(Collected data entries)
begin
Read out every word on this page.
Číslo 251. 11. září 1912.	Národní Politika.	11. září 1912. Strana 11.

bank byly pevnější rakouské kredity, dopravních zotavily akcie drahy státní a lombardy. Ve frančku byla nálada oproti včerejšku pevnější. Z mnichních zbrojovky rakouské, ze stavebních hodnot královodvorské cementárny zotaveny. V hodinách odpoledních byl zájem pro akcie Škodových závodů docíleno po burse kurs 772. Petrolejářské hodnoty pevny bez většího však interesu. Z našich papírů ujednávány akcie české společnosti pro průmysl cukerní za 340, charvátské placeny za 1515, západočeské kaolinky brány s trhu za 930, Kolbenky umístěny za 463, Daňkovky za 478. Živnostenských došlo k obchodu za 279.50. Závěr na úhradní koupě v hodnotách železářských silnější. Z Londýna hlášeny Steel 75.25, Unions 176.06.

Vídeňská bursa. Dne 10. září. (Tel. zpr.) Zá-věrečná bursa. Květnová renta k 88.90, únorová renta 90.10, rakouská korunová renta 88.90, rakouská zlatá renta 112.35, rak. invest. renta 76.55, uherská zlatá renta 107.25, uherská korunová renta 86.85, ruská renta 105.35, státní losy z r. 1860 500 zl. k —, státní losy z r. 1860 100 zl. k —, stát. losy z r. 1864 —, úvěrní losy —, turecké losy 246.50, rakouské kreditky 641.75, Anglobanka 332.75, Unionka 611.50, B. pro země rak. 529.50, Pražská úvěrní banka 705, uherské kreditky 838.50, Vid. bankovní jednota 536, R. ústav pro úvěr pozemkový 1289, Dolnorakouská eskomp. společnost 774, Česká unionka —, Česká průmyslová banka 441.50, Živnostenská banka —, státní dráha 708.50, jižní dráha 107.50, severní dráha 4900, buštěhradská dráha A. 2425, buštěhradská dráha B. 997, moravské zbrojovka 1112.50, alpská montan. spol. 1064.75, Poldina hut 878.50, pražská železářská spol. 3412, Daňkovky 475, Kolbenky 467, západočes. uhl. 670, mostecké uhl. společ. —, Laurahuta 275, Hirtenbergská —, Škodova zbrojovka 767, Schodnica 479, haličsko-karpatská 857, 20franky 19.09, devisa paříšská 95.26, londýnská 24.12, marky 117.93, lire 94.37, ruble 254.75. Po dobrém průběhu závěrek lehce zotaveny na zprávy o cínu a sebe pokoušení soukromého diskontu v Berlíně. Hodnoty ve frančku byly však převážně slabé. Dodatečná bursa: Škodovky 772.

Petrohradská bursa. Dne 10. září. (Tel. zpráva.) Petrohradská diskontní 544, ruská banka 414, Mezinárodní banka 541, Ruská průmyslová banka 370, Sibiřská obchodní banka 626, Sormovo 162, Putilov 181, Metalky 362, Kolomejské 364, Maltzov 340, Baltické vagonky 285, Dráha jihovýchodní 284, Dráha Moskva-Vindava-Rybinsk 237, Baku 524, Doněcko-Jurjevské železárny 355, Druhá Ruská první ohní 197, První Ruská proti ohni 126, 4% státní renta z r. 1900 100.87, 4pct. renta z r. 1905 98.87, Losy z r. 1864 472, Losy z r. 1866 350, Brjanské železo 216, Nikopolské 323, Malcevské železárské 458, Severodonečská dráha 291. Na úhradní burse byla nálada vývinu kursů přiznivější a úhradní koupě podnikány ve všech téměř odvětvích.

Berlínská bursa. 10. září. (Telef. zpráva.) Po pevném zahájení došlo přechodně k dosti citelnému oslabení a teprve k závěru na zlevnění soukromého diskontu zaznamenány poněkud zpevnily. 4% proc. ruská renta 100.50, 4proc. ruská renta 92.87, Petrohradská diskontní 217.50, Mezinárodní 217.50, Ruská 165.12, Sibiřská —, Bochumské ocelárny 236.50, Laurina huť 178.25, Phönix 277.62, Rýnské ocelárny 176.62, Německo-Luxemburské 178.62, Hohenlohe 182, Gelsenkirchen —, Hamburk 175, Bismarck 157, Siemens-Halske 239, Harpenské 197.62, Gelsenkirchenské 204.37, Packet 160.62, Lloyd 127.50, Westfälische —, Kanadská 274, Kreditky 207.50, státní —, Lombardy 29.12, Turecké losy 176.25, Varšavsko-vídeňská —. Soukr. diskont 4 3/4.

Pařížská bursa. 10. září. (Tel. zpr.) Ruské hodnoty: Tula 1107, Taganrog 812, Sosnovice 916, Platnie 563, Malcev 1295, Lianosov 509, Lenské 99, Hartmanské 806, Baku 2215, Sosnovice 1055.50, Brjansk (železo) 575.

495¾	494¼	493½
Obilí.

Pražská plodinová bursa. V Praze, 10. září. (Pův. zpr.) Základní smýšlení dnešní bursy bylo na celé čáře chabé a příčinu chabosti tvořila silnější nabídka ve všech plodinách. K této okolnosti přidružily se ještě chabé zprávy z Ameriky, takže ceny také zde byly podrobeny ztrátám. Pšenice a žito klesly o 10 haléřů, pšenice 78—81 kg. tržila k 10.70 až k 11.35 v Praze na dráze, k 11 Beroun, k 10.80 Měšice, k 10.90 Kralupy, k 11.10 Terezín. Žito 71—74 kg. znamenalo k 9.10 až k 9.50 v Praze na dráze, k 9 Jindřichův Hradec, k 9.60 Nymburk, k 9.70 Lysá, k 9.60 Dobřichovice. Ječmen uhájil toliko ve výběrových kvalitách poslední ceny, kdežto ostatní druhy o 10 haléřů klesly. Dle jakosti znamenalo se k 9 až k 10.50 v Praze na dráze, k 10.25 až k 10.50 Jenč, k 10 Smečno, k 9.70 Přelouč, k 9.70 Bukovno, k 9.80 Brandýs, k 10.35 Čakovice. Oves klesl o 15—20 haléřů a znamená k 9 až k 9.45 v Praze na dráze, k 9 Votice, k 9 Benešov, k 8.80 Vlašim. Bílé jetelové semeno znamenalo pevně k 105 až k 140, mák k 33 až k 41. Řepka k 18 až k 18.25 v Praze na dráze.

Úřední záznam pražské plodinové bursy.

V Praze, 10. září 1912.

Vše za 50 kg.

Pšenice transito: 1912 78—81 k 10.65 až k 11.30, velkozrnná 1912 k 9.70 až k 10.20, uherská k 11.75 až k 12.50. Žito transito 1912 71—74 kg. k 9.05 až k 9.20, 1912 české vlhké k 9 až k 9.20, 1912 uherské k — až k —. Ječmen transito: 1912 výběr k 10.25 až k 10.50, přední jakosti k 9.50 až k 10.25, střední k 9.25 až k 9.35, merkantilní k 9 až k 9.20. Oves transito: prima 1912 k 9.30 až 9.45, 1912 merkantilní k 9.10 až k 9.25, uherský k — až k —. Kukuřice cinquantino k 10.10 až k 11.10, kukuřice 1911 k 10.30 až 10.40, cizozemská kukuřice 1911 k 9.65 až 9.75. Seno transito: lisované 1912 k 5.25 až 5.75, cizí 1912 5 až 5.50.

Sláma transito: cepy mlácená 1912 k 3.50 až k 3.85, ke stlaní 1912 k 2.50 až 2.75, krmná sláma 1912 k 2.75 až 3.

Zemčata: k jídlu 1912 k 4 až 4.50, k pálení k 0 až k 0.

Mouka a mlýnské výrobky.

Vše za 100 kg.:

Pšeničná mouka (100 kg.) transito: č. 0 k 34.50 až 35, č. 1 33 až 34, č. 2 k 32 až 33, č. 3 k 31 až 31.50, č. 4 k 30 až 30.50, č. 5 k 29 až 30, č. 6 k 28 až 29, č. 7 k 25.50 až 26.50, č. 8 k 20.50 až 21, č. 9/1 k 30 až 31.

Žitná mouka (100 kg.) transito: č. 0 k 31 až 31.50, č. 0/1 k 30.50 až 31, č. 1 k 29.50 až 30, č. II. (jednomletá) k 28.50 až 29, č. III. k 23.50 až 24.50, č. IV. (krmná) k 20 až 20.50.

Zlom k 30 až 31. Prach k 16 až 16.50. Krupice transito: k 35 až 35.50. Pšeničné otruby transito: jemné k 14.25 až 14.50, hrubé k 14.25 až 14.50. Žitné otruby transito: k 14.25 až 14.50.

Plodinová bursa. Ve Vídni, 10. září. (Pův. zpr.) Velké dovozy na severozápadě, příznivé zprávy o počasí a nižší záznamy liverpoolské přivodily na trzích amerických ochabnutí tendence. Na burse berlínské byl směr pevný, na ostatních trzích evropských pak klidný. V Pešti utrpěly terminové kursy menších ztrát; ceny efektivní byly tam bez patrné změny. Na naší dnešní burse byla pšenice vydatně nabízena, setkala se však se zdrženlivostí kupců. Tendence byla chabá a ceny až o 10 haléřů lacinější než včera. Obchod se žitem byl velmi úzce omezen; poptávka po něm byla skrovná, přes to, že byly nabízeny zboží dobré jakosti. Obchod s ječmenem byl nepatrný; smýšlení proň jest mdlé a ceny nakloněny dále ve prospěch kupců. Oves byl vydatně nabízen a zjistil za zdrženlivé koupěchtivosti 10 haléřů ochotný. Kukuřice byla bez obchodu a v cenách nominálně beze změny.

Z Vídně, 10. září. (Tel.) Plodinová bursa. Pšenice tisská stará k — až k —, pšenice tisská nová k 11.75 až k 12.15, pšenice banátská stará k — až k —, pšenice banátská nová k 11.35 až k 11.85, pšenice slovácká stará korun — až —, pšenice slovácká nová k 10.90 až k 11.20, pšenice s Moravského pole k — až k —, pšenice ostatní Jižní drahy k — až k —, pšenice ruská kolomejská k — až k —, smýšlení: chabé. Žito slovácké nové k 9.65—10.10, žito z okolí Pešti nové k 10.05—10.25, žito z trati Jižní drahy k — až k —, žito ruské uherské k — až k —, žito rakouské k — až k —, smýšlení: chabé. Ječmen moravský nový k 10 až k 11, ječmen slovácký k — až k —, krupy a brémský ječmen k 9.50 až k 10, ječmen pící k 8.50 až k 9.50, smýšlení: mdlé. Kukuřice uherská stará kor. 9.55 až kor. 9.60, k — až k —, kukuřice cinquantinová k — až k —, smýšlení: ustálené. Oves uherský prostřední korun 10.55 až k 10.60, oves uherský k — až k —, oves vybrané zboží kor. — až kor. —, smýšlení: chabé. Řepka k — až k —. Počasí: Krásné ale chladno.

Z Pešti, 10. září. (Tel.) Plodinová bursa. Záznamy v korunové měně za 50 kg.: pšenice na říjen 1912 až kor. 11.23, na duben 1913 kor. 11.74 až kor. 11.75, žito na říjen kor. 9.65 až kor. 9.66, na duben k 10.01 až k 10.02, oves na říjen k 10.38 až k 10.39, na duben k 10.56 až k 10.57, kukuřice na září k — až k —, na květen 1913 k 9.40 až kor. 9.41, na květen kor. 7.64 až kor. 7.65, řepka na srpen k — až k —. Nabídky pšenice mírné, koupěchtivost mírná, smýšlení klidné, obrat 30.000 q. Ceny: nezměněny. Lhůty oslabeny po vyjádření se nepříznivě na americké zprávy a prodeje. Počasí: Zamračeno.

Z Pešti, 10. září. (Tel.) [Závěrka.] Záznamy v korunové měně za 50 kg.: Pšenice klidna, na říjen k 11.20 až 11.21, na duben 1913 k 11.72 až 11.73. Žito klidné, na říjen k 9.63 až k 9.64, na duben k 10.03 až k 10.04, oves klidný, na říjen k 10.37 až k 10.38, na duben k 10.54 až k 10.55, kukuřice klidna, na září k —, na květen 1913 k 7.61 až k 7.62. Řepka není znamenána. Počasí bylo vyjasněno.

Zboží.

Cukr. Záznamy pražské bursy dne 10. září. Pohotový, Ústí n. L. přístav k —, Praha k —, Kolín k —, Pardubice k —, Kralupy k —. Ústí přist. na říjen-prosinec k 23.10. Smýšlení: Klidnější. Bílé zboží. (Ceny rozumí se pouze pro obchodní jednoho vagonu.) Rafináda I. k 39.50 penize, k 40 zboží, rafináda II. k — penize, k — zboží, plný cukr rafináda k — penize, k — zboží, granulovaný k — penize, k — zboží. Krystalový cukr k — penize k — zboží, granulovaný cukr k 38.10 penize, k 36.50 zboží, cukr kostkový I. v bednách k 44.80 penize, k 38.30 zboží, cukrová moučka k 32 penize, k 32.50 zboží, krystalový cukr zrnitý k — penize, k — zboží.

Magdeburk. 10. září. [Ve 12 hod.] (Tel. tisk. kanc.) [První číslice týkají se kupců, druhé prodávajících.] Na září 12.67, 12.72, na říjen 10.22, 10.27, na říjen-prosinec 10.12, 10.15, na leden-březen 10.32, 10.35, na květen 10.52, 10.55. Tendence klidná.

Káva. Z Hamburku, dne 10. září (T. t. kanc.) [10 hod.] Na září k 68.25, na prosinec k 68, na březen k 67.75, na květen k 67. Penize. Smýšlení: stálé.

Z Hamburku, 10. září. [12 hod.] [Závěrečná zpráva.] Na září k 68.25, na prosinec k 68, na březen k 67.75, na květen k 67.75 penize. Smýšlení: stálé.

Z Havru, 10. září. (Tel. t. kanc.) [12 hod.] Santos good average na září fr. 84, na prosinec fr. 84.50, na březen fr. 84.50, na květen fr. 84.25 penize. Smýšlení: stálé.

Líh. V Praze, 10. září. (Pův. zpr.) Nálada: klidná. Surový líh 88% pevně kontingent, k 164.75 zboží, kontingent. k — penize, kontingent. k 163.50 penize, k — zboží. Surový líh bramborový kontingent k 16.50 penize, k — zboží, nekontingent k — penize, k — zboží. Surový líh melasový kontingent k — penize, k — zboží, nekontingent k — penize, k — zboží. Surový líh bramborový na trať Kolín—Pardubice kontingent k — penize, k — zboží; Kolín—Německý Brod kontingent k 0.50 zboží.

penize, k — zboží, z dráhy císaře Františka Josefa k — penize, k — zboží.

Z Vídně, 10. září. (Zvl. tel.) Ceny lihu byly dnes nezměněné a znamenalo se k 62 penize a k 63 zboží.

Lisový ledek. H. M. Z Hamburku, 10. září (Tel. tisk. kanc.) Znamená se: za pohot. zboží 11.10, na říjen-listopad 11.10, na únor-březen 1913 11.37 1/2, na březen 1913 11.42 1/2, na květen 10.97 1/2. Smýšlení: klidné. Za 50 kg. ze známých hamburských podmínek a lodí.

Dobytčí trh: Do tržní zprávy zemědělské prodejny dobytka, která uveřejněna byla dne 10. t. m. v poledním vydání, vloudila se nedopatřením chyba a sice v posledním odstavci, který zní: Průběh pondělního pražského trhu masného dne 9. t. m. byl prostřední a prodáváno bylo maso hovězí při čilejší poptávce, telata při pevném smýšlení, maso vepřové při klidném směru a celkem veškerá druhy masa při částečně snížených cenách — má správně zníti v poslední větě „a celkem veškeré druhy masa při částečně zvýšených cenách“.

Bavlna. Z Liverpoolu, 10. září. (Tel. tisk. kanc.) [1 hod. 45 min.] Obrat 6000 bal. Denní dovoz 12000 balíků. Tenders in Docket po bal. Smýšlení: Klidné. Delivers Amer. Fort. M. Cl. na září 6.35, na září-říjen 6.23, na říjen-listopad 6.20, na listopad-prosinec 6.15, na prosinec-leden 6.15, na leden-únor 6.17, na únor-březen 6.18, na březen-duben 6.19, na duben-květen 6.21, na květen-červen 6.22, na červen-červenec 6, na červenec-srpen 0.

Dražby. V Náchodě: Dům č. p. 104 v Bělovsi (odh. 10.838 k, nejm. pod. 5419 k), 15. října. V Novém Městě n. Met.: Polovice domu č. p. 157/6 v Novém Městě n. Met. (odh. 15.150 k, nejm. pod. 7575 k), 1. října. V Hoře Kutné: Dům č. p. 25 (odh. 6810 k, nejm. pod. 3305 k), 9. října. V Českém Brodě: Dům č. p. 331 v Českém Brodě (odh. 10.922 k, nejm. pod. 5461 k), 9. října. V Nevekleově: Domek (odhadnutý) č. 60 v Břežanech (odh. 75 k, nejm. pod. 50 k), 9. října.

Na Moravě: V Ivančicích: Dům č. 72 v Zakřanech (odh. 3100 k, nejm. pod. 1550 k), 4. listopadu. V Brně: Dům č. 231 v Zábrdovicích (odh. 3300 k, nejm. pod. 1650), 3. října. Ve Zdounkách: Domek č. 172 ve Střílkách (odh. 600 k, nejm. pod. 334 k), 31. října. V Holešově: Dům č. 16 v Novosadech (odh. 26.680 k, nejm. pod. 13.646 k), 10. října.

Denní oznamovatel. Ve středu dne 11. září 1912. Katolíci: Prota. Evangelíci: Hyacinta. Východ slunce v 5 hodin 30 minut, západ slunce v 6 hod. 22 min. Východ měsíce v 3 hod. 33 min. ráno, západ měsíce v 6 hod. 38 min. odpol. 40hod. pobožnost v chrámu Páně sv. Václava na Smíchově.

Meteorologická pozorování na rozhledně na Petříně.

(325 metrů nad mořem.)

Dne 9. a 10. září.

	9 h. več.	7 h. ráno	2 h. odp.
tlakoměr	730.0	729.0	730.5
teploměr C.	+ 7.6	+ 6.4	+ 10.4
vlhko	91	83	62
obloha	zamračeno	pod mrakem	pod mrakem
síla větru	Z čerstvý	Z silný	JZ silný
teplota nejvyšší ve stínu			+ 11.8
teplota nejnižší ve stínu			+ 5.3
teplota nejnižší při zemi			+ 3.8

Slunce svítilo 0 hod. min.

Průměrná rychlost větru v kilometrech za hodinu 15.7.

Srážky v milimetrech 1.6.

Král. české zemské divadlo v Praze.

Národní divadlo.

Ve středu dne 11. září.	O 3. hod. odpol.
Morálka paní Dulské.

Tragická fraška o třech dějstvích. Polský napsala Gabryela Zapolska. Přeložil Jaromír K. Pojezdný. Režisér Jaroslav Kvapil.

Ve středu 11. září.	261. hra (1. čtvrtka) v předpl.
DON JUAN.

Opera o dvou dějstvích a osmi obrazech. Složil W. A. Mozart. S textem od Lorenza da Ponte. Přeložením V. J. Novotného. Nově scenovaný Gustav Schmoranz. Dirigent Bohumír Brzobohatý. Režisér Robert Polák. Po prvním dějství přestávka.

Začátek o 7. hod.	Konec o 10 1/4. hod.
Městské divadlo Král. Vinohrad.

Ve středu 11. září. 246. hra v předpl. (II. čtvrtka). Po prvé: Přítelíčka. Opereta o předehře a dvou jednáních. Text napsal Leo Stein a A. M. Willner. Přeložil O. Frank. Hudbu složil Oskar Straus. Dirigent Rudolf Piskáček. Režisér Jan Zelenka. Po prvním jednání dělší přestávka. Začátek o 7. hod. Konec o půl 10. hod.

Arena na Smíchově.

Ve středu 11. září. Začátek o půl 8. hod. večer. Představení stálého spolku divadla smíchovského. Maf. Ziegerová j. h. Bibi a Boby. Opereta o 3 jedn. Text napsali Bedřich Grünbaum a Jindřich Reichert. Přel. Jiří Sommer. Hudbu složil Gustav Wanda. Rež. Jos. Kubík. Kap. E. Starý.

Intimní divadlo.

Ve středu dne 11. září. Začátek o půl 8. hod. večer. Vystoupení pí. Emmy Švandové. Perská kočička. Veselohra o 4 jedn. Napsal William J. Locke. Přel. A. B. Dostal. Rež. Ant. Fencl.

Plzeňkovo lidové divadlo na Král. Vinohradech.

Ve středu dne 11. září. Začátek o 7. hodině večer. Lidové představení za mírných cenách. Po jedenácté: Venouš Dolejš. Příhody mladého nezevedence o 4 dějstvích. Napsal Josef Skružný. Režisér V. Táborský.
end
To do>
Copy each line of the preceding data that contains the string "dvou".

Solution to this exercise>
Opera o dvou dějstvích a osmi obrazech. Složil W. A. Mozart. S textem od Lorenza da Ponte. Přeložením V. J. Novotného. Nově scenovaný Gustav Schmoranz. Dirigent Bohumír Brzobohatý. Režisér Robert Polák. Po prvním dějství přestávka.
Ve středu 11. září. 246. hra v předpl. (II. čtvrtka). Po prvé: Přítelíčka. Opereta o předehře a dvou jednáních. Text napsal Leo Stein a A. M. Willner. Přeložil O. Frank. Hudbu složil Oskar Straus. Dirigent Rudolf Piskáček. Režisér Jan Zelenka. Po prvním jednání dělší přestávka. Začátek o 7. hod. Konec o půl 10. hod.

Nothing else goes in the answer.